QUOTED PASSAGE:
════

£1.75 trillion deal to save the euro

Discussion in 'Wall St. News' started by ASusilovic, Sep 25, 2011.

  1. The three-pronged deal would set up a massive fund to create a "firewall" around the most indebted eurozone countries, allow for an "orderly" Greek default on at least some of its liabilities, and bail out European banks most at risk from debt.

    German and French officials came up with the strategy which aims to end the eurozone's sovereign debt crisis before it spirals completely out of control, plunging the world back into recession.

    The likely deal came ahead of a major new setback for the British economy - with BAe Systems, Britain's biggest manufacturer, poised to cut 3,000 jobs.

    Whitehall officials believe the job losses could be announced as early as this week and are likely to affect the company's military aircraft division in Warton, Lancashire, and Brough, Yorkshire.

    The eurozone deal, being brokered by the G20 group of nations, would seek to "ring fence" the crisis around Greece, Portugal and Ireland - preventing it from spreading to major EU economies such as Italy and Spain.

    It would involve the bailing out those European banks - mostly French - most at risk from their massive lendings to tottering economies.

    Greece, crucially, would be able to default on at least some of its more than £300billion debts but remain inside the eurozone. The Greek government's private creditors would bear most of the increased costs.

    At this stage, a new bail-out programme would be devised for Greece - with cash coming at least in part from the International Monetary Fund, in which Britain holds a 4.5 per cent stake.

    This could mean British taxpayers paying out more than the £1billion they are already slated to have to contribute under the terms of the first Greek bailout fund.

    Britain is not a member of the European Financial Stability Fund (EFSF) - which was set up last year to "preserve financial stability of Europe's monetary union" by providing temporary financial assistance to eurozone countries in difficulty.

════

PROVIDED MATERIAL:
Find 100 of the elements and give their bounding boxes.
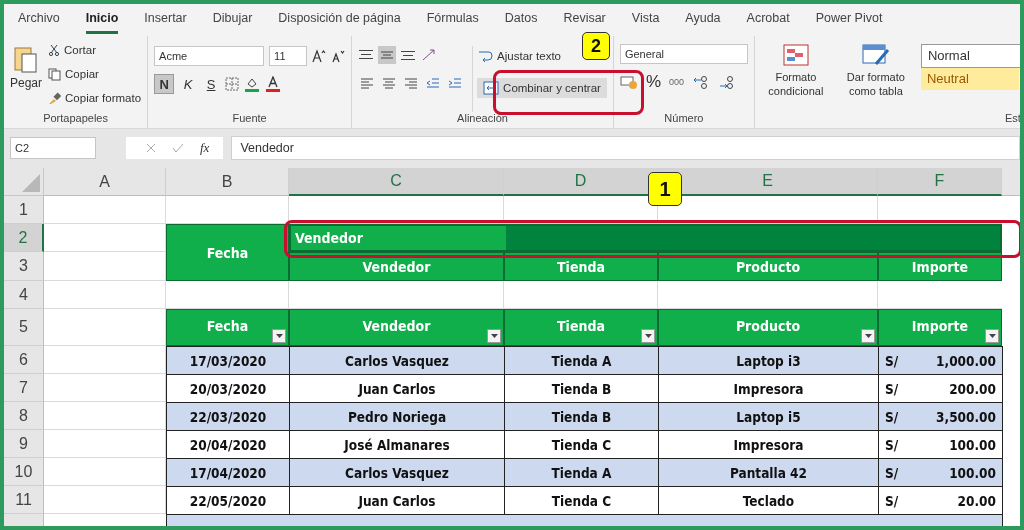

════

REQUIRED WORK:
[1] What are the three parts of the deal described in the eurozone deal article?
[2] According to the eurozone deal article, what stake does Britain hold in the International Monetary Fund?
[3] Quote the eurozone deal article starting at "1. The three-pronged" and ending at "cut 3,000 jobs.".
The listing has nothing to do with the eurozone deal article.

WORKED ANSWERS:
[1]
1. A massive fund to create a "firewall" around the most indebted eurozone countries
2. An "orderly" Greek default on at least some of its liabilities
3. A bailout of the European banks most at risk from debt

[2] A 4.5 per cent stake.

[3]
1. The three-pronged deal would set up a massive fund to create a "firewall" around the most indebted eurozone countries, allow for an "orderly" Greek default on at least some of its liabilities, and bail out European banks most at risk from debt.

    German and French officials came up with the strategy which aims to end the eurozone's sovereign debt crisis before it spirals completely out of control, plunging the world back into recession.

    The likely deal came ahead of a major new setback for the British economy - with BAe Systems, Britain's biggest manufacturer, poised to cut 3,000 jobs.